__Problem to work on__.
From the entries below, gather each line containing the word "Chuen".

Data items
◇ ◇ ◇ ◇ ◇ ◇ ◇

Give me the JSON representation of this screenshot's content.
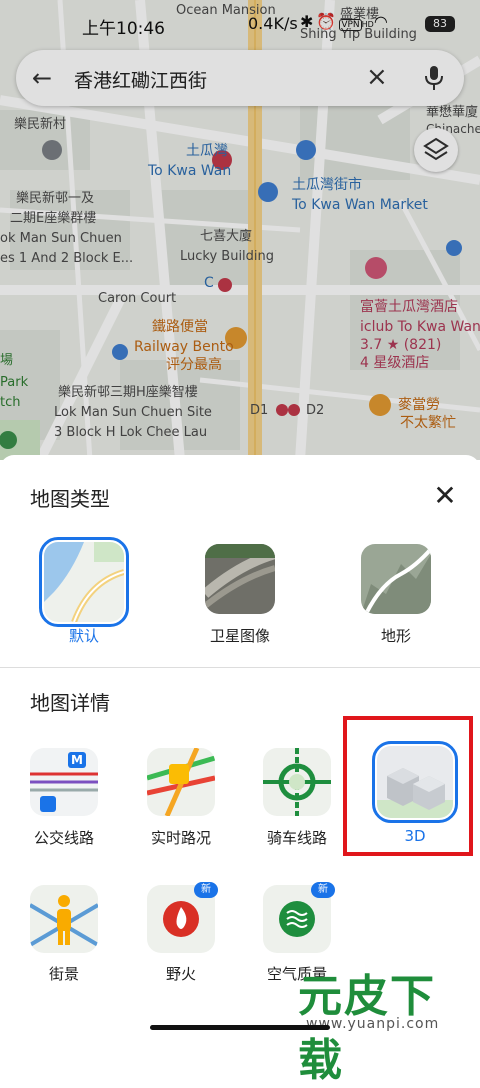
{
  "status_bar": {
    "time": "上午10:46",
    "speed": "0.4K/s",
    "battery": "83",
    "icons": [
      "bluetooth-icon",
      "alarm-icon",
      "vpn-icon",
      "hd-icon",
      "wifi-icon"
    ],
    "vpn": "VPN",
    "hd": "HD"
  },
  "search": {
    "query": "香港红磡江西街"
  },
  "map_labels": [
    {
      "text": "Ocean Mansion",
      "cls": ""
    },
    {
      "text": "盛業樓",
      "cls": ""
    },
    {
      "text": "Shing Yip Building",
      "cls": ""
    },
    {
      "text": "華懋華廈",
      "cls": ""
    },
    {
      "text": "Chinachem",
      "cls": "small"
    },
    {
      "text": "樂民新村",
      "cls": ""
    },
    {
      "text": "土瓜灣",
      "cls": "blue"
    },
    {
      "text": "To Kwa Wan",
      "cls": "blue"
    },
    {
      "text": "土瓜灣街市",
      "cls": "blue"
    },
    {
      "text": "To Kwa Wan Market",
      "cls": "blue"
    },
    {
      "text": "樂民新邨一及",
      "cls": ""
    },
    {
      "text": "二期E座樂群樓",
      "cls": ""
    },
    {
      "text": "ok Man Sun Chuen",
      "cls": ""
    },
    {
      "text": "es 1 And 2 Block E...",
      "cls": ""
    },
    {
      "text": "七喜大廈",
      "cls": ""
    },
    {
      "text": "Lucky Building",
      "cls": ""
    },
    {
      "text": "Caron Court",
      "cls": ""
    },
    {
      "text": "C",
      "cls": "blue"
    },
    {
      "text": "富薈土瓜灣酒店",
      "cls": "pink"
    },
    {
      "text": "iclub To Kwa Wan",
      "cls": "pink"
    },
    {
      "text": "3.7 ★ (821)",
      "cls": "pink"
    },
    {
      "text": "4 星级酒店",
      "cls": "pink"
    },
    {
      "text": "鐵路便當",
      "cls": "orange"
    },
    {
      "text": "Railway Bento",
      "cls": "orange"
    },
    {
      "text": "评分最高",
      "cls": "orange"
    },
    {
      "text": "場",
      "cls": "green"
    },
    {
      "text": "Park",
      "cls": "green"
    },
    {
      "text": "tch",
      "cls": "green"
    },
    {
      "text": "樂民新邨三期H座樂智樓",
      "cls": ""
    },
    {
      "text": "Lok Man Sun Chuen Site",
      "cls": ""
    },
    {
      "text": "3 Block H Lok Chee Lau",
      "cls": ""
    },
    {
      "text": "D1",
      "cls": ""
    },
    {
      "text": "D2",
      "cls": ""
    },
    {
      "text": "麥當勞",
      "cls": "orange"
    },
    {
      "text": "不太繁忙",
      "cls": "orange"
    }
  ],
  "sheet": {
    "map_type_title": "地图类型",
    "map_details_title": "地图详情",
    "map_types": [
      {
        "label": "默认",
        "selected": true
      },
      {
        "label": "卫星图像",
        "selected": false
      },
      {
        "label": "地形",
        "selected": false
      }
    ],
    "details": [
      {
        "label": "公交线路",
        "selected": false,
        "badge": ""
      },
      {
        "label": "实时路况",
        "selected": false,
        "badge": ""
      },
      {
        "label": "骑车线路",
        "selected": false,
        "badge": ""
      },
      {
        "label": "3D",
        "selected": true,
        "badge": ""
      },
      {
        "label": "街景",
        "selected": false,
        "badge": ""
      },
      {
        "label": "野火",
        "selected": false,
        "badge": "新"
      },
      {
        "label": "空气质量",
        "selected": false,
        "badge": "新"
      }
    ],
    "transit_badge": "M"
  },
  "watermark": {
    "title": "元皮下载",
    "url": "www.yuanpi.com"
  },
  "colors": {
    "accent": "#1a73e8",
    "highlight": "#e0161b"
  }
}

◇ ◇ ◇ ◇ ◇ ◇ ◇

__Complete answer__.
      "text": "ok Man Sun Chuen",
      "text": "Lok Man Sun Chuen Site",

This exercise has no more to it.